[start]
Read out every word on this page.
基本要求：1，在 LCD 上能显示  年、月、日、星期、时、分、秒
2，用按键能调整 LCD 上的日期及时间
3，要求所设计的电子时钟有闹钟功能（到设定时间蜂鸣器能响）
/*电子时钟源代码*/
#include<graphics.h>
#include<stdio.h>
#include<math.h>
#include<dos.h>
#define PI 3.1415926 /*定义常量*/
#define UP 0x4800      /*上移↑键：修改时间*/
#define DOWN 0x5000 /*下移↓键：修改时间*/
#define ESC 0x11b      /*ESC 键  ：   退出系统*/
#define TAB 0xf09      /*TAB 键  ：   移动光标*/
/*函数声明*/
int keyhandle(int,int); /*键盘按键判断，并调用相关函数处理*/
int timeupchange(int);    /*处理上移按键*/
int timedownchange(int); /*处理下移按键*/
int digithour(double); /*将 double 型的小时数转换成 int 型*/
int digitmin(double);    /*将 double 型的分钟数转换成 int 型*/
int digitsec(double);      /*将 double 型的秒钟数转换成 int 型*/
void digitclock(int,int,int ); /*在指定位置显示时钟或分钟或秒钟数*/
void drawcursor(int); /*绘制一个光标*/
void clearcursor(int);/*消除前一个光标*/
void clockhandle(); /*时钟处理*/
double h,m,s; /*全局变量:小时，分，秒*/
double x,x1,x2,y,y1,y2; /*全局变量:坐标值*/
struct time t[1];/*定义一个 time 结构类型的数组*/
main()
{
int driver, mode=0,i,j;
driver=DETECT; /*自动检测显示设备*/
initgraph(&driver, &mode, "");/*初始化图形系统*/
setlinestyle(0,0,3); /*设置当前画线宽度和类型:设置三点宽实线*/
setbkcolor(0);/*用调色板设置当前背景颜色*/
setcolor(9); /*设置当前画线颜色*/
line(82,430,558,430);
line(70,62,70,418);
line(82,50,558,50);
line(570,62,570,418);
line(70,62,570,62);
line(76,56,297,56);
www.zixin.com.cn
[end]
STATED TASK - Read the entries above, then pull out the lines that include "修改时间".

ANSWER FOR THE TASK -
#define UP 0x4800      /*上移↑键：修改时间*/
#define DOWN 0x5000 /*下移↓键：修改时间*/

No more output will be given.